#### Recorded data
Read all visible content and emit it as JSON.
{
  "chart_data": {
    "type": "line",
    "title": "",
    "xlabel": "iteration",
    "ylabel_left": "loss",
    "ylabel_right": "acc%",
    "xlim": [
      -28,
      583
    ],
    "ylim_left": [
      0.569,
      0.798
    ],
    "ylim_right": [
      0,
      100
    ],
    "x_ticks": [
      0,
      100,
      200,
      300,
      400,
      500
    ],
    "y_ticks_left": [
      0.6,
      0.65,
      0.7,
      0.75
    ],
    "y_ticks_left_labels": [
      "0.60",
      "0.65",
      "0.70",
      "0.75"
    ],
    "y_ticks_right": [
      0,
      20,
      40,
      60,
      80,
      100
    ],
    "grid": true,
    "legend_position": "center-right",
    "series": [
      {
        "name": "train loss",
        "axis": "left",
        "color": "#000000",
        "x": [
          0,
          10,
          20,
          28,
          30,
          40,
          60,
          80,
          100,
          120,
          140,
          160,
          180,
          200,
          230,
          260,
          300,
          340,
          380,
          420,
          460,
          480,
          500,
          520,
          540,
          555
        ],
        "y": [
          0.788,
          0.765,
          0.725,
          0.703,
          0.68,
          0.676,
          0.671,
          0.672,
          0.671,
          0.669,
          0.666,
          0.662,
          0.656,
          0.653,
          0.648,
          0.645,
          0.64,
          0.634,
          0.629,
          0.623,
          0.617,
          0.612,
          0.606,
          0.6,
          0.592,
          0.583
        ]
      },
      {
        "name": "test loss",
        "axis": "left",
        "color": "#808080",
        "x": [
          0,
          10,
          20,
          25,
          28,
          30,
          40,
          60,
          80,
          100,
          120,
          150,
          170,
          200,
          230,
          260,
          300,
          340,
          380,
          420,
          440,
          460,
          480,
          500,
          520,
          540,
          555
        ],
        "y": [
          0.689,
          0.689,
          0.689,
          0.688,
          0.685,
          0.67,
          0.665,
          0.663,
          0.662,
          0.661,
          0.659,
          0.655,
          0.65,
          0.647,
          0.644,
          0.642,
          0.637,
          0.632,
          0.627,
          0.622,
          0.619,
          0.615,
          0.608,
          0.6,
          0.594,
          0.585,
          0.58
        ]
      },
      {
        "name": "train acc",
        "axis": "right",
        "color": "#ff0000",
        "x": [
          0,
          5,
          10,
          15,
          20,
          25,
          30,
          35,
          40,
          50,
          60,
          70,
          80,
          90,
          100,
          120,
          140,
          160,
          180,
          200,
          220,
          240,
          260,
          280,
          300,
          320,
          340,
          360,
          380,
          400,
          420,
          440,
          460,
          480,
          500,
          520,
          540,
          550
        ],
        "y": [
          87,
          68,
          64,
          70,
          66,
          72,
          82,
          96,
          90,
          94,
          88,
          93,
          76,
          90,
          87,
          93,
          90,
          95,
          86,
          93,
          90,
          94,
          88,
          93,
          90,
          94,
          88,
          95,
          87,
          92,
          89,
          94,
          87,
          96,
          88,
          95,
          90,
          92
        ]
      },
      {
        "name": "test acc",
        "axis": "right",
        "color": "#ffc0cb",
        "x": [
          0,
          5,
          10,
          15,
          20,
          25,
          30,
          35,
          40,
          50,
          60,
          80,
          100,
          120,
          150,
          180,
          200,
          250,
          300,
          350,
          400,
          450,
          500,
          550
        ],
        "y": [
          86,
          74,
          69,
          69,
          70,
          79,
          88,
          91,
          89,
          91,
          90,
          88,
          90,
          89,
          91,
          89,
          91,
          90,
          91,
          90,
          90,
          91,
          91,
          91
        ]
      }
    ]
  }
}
########
• Do this: Repeat all of the records above exactly as written.

• Answer for this exercise:
Read all visible content and emit it as JSON.
{
  "chart_data": {
    "type": "line",
    "title": "",
    "xlabel": "iteration",
    "ylabel_left": "loss",
    "ylabel_right": "acc%",
    "xlim": [
      -28,
      583
    ],
    "ylim_left": [
      0.569,
      0.798
    ],
    "ylim_right": [
      0,
      100
    ],
    "x_ticks": [
      0,
      100,
      200,
      300,
      400,
      500
    ],
    "y_ticks_left": [
      0.6,
      0.65,
      0.7,
      0.75
    ],
    "y_ticks_left_labels": [
      "0.60",
      "0.65",
      "0.70",
      "0.75"
    ],
    "y_ticks_right": [
      0,
      20,
      40,
      60,
      80,
      100
    ],
    "grid": true,
    "legend_position": "center-right",
    "series": [
      {
        "name": "train loss",
        "axis": "left",
        "color": "#000000",
        "x": [
          0,
          10,
          20,
          28,
          30,
          40,
          60,
          80,
          100,
          120,
          140,
          160,
          180,
          200,
          230,
          260,
          300,
          340,
          380,
          420,
          460,
          480,
          500,
          520,
          540,
          555
        ],
        "y": [
          0.788,
          0.765,
          0.725,
          0.703,
          0.68,
          0.676,
          0.671,
          0.672,
          0.671,
          0.669,
          0.666,
          0.662,
          0.656,
          0.653,
          0.648,
          0.645,
          0.64,
          0.634,
          0.629,
          0.623,
          0.617,
          0.612,
          0.606,
          0.6,
          0.592,
          0.583
        ]
      },
      {
        "name": "test loss",
        "axis": "left",
        "color": "#808080",
        "x": [
          0,
          10,
          20,
          25,
          28,
          30,
          40,
          60,
          80,
          100,
          120,
          150,
          170,
          200,
          230,
          260,
          300,
          340,
          380,
          420,
          440,
          460,
          480,
          500,
          520,
          540,
          555
        ],
        "y": [
          0.689,
          0.689,
          0.689,
          0.688,
          0.685,
          0.67,
          0.665,
          0.663,
          0.662,
          0.661,
          0.659,
          0.655,
          0.65,
          0.647,
          0.644,
          0.642,
          0.637,
          0.632,
          0.627,
          0.622,
          0.619,
          0.615,
          0.608,
          0.6,
          0.594,
          0.585,
          0.58
        ]
      },
      {
        "name": "train acc",
        "axis": "right",
        "color": "#ff0000",
        "x": [
          0,
          5,
          10,
          15,
          20,
          25,
          30,
          35,
          40,
          50,
          60,
          70,
          80,
          90,
          100,
          120,
          140,
          160,
          180,
          200,
          220,
          240,
          260,
          280,
          300,
          320,
          340,
          360,
          380,
          400,
          420,
          440,
          460,
          480,
          500,
          520,
          540,
          550
        ],
        "y": [
          87,
          68,
          64,
          70,
          66,
          72,
          82,
          96,
          90,
          94,
          88,
          93,
          76,
          90,
          87,
          93,
          90,
          95,
          86,
          93,
          90,
          94,
          88,
          93,
          90,
          94,
          88,
          95,
          87,
          92,
          89,
          94,
          87,
          96,
          88,
          95,
          90,
          92
        ]
      },
      {
        "name": "test acc",
        "axis": "right",
        "color": "#ffc0cb",
        "x": [
          0,
          5,
          10,
          15,
          20,
          25,
          30,
          35,
          40,
          50,
          60,
          80,
          100,
          120,
          150,
          180,
          200,
          250,
          300,
          350,
          400,
          450,
          500,
          550
        ],
        "y": [
          86,
          74,
          69,
          69,
          70,
          79,
          88,
          91,
          89,
          91,
          90,
          88,
          90,
          89,
          91,
          89,
          91,
          90,
          91,
          90,
          90,
          91,
          91,
          91
        ]
      }
    ]
  }
}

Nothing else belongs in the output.